## Directions for this task:
In the listing below, count the lines containing the string "icon" and state only the number.

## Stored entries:
──────────────────────────────

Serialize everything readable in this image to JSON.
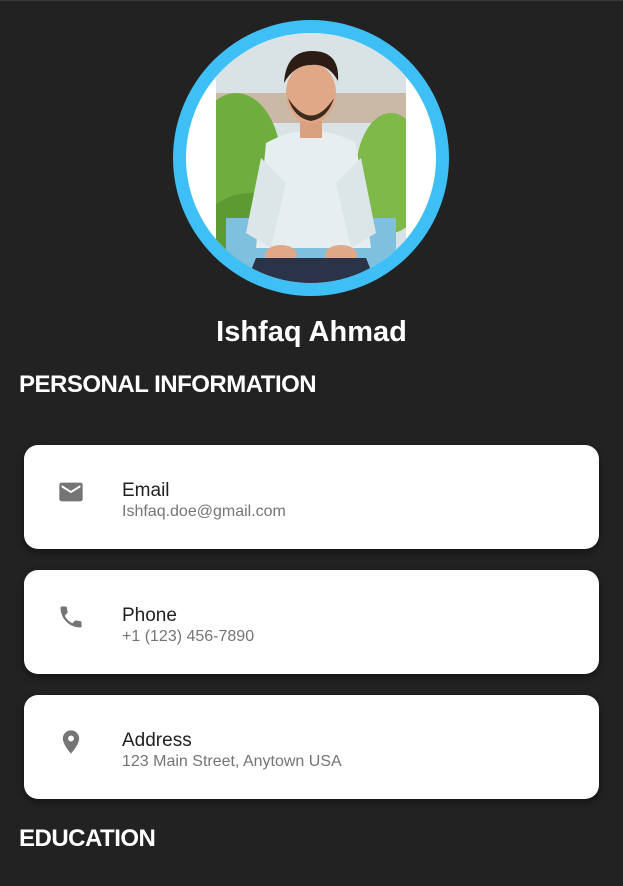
{
  "profile": {
    "name": "Ishfaq Ahmad",
    "avatar_alt": "profile photo"
  },
  "sections": {
    "personal": "PERSONAL INFORMATION",
    "education": "EDUCATION"
  },
  "contacts": [
    {
      "icon": "email-icon",
      "label": "Email",
      "value": "Ishfaq.doe@gmail.com"
    },
    {
      "icon": "phone-icon",
      "label": "Phone",
      "value": "+1 (123) 456-7890"
    },
    {
      "icon": "location-pin-icon",
      "label": "Address",
      "value": "123 Main Street, Anytown USA"
    }
  ],
  "colors": {
    "background": "#222222",
    "accent_ring": "#3ec0f6",
    "card": "#ffffff",
    "icon": "#757575"
  }
}
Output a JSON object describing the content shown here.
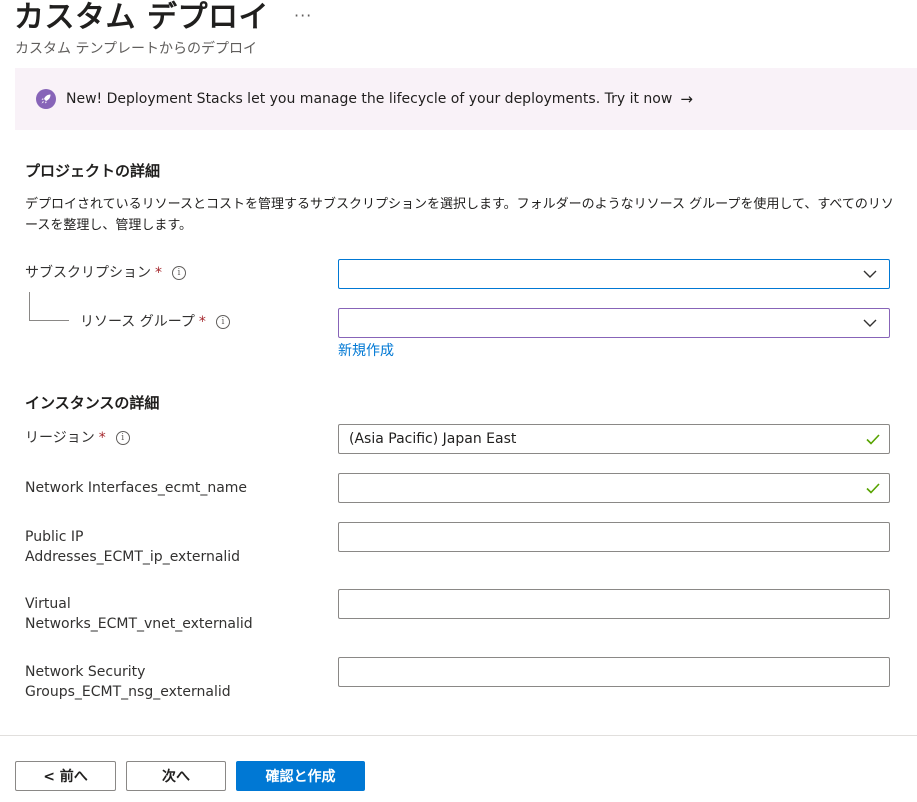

──────────────────────────────

## Response:
4